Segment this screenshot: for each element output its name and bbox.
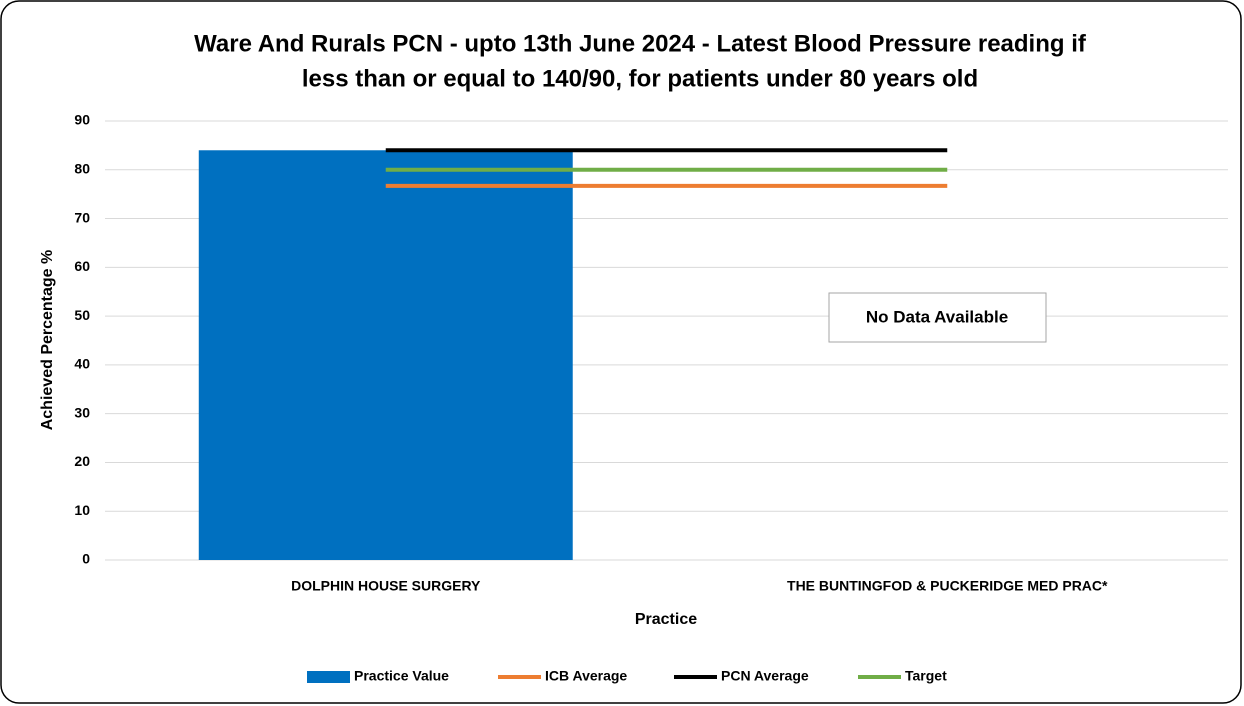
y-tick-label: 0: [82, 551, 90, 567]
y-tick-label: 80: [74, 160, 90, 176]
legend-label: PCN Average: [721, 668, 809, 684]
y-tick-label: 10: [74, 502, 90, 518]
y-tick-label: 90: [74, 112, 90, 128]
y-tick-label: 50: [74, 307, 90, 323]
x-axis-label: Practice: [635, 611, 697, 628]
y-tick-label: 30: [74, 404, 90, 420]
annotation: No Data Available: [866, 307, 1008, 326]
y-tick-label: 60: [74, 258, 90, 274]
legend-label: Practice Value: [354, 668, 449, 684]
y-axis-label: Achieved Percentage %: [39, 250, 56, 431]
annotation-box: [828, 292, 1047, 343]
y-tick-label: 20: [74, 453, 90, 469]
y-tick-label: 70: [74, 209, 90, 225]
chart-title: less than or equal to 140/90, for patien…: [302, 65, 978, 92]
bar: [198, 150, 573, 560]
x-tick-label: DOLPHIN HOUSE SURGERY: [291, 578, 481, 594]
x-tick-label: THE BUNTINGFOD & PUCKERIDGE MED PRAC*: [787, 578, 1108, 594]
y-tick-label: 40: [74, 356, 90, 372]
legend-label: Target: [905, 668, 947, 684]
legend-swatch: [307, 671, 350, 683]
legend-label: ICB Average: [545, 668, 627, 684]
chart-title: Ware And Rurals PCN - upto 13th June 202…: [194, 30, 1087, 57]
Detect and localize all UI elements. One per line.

━━━━━━━━━━━━━━━━

## WHAT IS EXPECTED
Can you reproduce every line of the entries above word for word, leaving out the pictures?

## EXERCISE ANSWER
Segment this screenshot: for each element output its name and bbox.
y-tick-label: 0: [82, 551, 90, 567]
y-tick-label: 80: [74, 160, 90, 176]
legend-label: PCN Average: [721, 668, 809, 684]
y-tick-label: 10: [74, 502, 90, 518]
y-tick-label: 90: [74, 112, 90, 128]
y-tick-label: 50: [74, 307, 90, 323]
x-axis-label: Practice: [635, 611, 697, 628]
y-tick-label: 30: [74, 404, 90, 420]
annotation: No Data Available: [866, 307, 1008, 326]
y-tick-label: 60: [74, 258, 90, 274]
legend-label: Practice Value: [354, 668, 449, 684]
y-axis-label: Achieved Percentage %: [39, 250, 56, 431]
annotation-box: [828, 292, 1047, 343]
y-tick-label: 20: [74, 453, 90, 469]
y-tick-label: 70: [74, 209, 90, 225]
chart-title: less than or equal to 140/90, for patien…: [302, 65, 978, 92]
bar: [198, 150, 573, 560]
x-tick-label: DOLPHIN HOUSE SURGERY: [291, 578, 481, 594]
x-tick-label: THE BUNTINGFOD & PUCKERIDGE MED PRAC*: [787, 578, 1108, 594]
y-tick-label: 40: [74, 356, 90, 372]
legend-label: Target: [905, 668, 947, 684]
legend-swatch: [307, 671, 350, 683]
legend-label: ICB Average: [545, 668, 627, 684]
chart-title: Ware And Rurals PCN - upto 13th June 202…: [194, 30, 1087, 57]
Detect and localize all UI elements. One per line.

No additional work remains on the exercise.